### WHAT YOU HAVE TO DO
Which lines contain the string "blogs"? Please list every one of them.

### RECORDS SHOWN
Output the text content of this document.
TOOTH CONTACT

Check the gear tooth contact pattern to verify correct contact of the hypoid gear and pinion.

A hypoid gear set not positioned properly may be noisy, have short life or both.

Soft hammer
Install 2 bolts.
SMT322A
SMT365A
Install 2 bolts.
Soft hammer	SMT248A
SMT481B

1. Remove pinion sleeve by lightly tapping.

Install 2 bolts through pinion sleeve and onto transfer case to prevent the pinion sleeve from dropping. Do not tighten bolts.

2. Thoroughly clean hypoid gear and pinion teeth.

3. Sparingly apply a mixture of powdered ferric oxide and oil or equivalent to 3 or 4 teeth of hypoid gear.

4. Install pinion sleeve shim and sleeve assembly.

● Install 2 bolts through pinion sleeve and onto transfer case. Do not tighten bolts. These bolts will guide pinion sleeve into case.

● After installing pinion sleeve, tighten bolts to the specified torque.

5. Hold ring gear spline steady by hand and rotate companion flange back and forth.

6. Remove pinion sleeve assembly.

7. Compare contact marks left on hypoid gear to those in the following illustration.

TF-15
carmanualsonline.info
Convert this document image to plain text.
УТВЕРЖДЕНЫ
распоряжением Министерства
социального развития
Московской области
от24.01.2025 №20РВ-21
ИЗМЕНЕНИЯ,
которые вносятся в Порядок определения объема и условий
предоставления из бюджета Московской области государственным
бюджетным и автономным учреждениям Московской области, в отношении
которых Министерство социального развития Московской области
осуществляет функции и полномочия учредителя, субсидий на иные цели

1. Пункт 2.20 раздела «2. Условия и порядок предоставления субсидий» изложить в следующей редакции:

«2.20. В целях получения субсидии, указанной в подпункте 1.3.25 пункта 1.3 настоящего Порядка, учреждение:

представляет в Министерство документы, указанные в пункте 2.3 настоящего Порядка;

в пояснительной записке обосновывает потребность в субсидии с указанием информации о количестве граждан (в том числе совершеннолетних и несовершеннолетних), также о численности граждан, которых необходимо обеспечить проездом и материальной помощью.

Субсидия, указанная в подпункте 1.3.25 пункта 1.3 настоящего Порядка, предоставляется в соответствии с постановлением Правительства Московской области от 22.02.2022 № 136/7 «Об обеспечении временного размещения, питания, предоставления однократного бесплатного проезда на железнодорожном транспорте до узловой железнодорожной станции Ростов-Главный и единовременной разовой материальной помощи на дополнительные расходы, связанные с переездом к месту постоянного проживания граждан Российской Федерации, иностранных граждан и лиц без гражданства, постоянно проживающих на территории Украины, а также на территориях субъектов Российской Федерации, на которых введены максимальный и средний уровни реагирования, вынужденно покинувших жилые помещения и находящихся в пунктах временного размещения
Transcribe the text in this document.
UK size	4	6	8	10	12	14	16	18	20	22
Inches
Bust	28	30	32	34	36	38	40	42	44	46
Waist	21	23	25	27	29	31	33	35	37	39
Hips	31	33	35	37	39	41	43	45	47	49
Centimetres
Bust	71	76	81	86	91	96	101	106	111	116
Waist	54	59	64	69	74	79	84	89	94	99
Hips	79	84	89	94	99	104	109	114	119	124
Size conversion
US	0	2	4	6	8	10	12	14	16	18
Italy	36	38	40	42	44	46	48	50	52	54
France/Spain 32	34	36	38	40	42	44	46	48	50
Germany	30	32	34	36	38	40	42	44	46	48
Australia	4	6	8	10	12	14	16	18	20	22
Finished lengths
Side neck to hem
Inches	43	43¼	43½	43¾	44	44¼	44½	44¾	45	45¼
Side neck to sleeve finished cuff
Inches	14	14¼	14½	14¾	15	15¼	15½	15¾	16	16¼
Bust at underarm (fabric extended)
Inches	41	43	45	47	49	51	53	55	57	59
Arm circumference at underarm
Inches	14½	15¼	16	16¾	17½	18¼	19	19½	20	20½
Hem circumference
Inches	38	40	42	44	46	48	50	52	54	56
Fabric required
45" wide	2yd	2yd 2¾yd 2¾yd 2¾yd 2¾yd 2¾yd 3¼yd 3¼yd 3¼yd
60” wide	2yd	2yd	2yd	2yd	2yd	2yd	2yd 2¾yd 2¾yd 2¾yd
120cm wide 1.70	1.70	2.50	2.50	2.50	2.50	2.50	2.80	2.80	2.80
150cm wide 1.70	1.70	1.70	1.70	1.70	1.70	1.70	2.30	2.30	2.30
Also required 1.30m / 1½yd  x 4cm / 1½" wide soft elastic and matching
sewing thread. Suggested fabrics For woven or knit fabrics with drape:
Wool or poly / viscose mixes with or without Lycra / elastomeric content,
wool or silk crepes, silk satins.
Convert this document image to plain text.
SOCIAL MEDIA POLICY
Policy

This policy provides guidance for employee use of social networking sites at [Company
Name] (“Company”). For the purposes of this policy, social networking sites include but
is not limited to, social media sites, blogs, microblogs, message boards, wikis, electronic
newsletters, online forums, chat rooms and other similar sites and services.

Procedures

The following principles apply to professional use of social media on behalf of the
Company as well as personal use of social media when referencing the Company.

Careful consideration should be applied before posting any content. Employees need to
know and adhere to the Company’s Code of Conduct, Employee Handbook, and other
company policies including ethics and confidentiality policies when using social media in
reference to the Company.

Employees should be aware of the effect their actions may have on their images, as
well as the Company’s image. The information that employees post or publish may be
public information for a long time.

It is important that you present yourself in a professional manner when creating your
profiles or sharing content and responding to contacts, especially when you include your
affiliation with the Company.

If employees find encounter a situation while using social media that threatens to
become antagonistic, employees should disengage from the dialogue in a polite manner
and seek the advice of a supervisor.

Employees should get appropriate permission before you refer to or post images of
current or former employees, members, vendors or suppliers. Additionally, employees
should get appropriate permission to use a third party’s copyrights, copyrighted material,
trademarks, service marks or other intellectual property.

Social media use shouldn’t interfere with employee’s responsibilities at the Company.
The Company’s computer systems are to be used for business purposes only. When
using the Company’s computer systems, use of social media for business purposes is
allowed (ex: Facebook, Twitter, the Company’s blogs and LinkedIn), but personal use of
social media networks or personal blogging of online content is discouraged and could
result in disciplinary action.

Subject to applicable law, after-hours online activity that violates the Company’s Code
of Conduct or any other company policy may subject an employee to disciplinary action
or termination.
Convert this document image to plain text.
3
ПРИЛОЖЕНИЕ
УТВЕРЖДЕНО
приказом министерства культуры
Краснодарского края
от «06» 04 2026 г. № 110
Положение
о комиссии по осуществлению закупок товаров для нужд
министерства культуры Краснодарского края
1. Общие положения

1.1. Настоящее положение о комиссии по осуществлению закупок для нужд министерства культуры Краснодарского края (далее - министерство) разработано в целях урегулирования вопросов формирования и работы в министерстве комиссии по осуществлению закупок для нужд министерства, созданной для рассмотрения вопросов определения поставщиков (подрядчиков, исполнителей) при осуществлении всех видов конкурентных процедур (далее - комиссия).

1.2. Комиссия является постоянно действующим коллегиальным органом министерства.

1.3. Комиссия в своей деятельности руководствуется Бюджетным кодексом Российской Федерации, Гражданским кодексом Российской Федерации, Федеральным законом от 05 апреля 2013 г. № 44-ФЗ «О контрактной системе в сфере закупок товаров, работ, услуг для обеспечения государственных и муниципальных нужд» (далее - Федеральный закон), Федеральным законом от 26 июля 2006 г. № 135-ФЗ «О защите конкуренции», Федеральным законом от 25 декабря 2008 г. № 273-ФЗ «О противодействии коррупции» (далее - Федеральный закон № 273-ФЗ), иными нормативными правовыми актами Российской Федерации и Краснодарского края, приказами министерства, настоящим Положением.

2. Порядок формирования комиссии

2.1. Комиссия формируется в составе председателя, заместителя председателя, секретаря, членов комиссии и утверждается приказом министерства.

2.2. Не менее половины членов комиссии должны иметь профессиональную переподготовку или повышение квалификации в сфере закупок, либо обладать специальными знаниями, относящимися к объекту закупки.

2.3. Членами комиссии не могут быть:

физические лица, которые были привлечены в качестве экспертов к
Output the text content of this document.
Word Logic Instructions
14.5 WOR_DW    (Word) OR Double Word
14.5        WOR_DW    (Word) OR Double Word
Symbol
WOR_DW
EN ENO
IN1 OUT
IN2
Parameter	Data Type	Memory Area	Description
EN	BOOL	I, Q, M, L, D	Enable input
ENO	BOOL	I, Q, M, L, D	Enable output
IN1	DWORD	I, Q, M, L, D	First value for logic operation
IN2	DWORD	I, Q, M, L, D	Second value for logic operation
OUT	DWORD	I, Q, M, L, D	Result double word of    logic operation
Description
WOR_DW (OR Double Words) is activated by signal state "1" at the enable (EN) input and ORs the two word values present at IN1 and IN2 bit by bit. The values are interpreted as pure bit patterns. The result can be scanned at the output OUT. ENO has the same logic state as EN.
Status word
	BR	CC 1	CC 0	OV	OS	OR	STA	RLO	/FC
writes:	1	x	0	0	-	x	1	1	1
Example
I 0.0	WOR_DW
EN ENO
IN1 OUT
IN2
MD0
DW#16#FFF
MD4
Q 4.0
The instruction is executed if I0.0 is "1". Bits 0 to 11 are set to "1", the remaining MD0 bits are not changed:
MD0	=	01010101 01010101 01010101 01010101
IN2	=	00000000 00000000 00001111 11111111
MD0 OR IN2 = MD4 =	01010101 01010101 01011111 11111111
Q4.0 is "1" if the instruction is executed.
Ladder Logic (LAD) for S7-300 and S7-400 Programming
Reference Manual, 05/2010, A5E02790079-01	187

### ANSWER BELOW
is not limited to, social media sites, blogs, microblogs, message boards, wikis, electronic
allowed (ex: Facebook, Twitter, the Company’s blogs and LinkedIn), but personal use of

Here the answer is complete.